• **WRITTEN REQUEST**: Show every line in the records below that contains the word "text".
☆ ☆ ☆ ☆
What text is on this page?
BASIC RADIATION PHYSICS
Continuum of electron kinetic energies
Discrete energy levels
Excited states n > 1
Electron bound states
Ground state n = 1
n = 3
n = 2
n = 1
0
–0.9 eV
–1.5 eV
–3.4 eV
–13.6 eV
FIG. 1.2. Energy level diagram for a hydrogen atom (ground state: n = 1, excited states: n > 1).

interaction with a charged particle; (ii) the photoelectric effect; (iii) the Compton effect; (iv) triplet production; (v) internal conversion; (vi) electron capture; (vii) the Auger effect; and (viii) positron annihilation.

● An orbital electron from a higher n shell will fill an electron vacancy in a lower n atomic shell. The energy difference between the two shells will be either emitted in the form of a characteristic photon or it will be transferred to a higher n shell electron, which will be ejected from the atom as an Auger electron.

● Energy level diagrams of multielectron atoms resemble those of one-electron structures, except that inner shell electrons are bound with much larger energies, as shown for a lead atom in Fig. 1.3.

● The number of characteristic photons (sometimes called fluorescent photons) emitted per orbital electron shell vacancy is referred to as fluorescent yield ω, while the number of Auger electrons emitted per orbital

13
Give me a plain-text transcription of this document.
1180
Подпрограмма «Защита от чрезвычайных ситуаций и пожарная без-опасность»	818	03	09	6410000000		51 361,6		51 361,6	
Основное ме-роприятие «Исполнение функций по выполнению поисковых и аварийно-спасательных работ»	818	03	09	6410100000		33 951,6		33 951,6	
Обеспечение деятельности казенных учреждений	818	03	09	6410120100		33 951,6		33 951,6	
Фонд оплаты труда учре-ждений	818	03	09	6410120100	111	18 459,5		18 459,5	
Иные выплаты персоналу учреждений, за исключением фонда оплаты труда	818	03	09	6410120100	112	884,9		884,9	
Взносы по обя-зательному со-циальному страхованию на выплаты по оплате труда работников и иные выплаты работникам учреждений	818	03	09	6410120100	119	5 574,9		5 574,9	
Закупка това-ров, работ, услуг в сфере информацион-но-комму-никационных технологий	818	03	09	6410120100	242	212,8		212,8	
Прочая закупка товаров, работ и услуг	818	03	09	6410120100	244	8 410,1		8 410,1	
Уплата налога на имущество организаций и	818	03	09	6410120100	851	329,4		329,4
☆ ☆ ☆ ☆
• **FINAL RESULT**:
What text is on this page?
Give me a plain-text transcription of this document.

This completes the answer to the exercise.